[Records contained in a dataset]
──────────────────────────────
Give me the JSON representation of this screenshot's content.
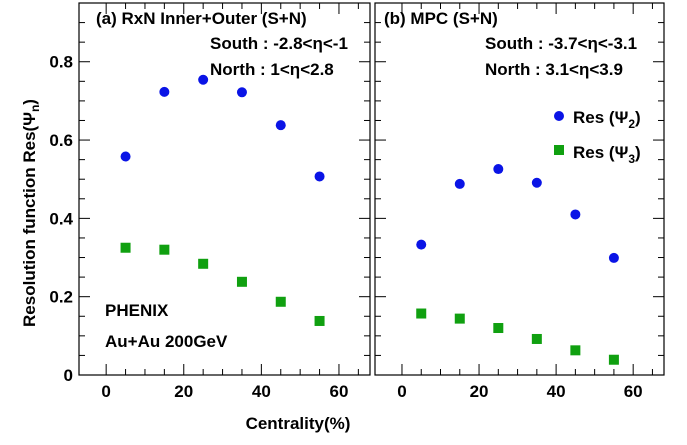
{
  "colors": {
    "psi2": "#0a14e6",
    "psi3": "#10a010",
    "frame": "#000000"
  },
  "axes": {
    "ylabel": "Resolution function Res(Ψ",
    "ylabel_sub": "n",
    "ylabel_close": ")",
    "xlabel": "Centrality(%)"
  },
  "chart_data": [
    {
      "type": "scatter",
      "panel_label": "(a) RxN Inner+Outer (S+N)",
      "annotations": {
        "south": "South : -2.8<η<-1",
        "north": "North : 1<η<2.8",
        "experiment": "PHENIX",
        "system": "Au+Au 200GeV"
      },
      "xlim": [
        -7,
        68
      ],
      "ylim": [
        0,
        0.95
      ],
      "xticks": [
        0,
        20,
        40,
        60
      ],
      "yticks": [
        0,
        0.2,
        0.4,
        0.6,
        0.8
      ],
      "series": [
        {
          "name": "Res (Ψ2)",
          "marker": "circle",
          "color": "#0a14e6",
          "x": [
            5,
            15,
            25,
            35,
            45,
            55
          ],
          "y": [
            0.558,
            0.723,
            0.754,
            0.722,
            0.638,
            0.507
          ]
        },
        {
          "name": "Res (Ψ3)",
          "marker": "square",
          "color": "#10a010",
          "x": [
            5,
            15,
            25,
            35,
            45,
            55
          ],
          "y": [
            0.325,
            0.32,
            0.284,
            0.238,
            0.187,
            0.138
          ]
        }
      ]
    },
    {
      "type": "scatter",
      "panel_label": "(b) MPC (S+N)",
      "annotations": {
        "south": "South : -3.7<η<-3.1",
        "north": "North : 3.1<η<3.9"
      },
      "xlim": [
        -7,
        68
      ],
      "ylim": [
        0,
        0.95
      ],
      "xticks": [
        0,
        20,
        40,
        60
      ],
      "legend": {
        "position": "right",
        "entries": [
          {
            "text": "Res (Ψ",
            "sub": "2",
            "close": ")"
          },
          {
            "text": "Res (Ψ",
            "sub": "3",
            "close": ")"
          }
        ]
      },
      "series": [
        {
          "name": "Res (Ψ2)",
          "marker": "circle",
          "color": "#0a14e6",
          "x": [
            5,
            15,
            25,
            35,
            45,
            55
          ],
          "y": [
            0.333,
            0.488,
            0.526,
            0.491,
            0.41,
            0.299
          ]
        },
        {
          "name": "Res (Ψ3)",
          "marker": "square",
          "color": "#10a010",
          "x": [
            5,
            15,
            25,
            35,
            45,
            55
          ],
          "y": [
            0.157,
            0.144,
            0.12,
            0.092,
            0.063,
            0.039
          ]
        }
      ]
    }
  ]
}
──────────────────────────────
* Task to complete
Write the records above out again exactly, with no pictures in your copy.

* Completed exercise
Give me the JSON representation of this screenshot's content.
{
  "colors": {
    "psi2": "#0a14e6",
    "psi3": "#10a010",
    "frame": "#000000"
  },
  "axes": {
    "ylabel": "Resolution function Res(Ψ",
    "ylabel_sub": "n",
    "ylabel_close": ")",
    "xlabel": "Centrality(%)"
  },
  "chart_data": [
    {
      "type": "scatter",
      "panel_label": "(a) RxN Inner+Outer (S+N)",
      "annotations": {
        "south": "South : -2.8<η<-1",
        "north": "North : 1<η<2.8",
        "experiment": "PHENIX",
        "system": "Au+Au 200GeV"
      },
      "xlim": [
        -7,
        68
      ],
      "ylim": [
        0,
        0.95
      ],
      "xticks": [
        0,
        20,
        40,
        60
      ],
      "yticks": [
        0,
        0.2,
        0.4,
        0.6,
        0.8
      ],
      "series": [
        {
          "name": "Res (Ψ2)",
          "marker": "circle",
          "color": "#0a14e6",
          "x": [
            5,
            15,
            25,
            35,
            45,
            55
          ],
          "y": [
            0.558,
            0.723,
            0.754,
            0.722,
            0.638,
            0.507
          ]
        },
        {
          "name": "Res (Ψ3)",
          "marker": "square",
          "color": "#10a010",
          "x": [
            5,
            15,
            25,
            35,
            45,
            55
          ],
          "y": [
            0.325,
            0.32,
            0.284,
            0.238,
            0.187,
            0.138
          ]
        }
      ]
    },
    {
      "type": "scatter",
      "panel_label": "(b) MPC (S+N)",
      "annotations": {
        "south": "South : -3.7<η<-3.1",
        "north": "North : 3.1<η<3.9"
      },
      "xlim": [
        -7,
        68
      ],
      "ylim": [
        0,
        0.95
      ],
      "xticks": [
        0,
        20,
        40,
        60
      ],
      "legend": {
        "position": "right",
        "entries": [
          {
            "text": "Res (Ψ",
            "sub": "2",
            "close": ")"
          },
          {
            "text": "Res (Ψ",
            "sub": "3",
            "close": ")"
          }
        ]
      },
      "series": [
        {
          "name": "Res (Ψ2)",
          "marker": "circle",
          "color": "#0a14e6",
          "x": [
            5,
            15,
            25,
            35,
            45,
            55
          ],
          "y": [
            0.333,
            0.488,
            0.526,
            0.491,
            0.41,
            0.299
          ]
        },
        {
          "name": "Res (Ψ3)",
          "marker": "square",
          "color": "#10a010",
          "x": [
            5,
            15,
            25,
            35,
            45,
            55
          ],
          "y": [
            0.157,
            0.144,
            0.12,
            0.092,
            0.063,
            0.039
          ]
        }
      ]
    }
  ]
}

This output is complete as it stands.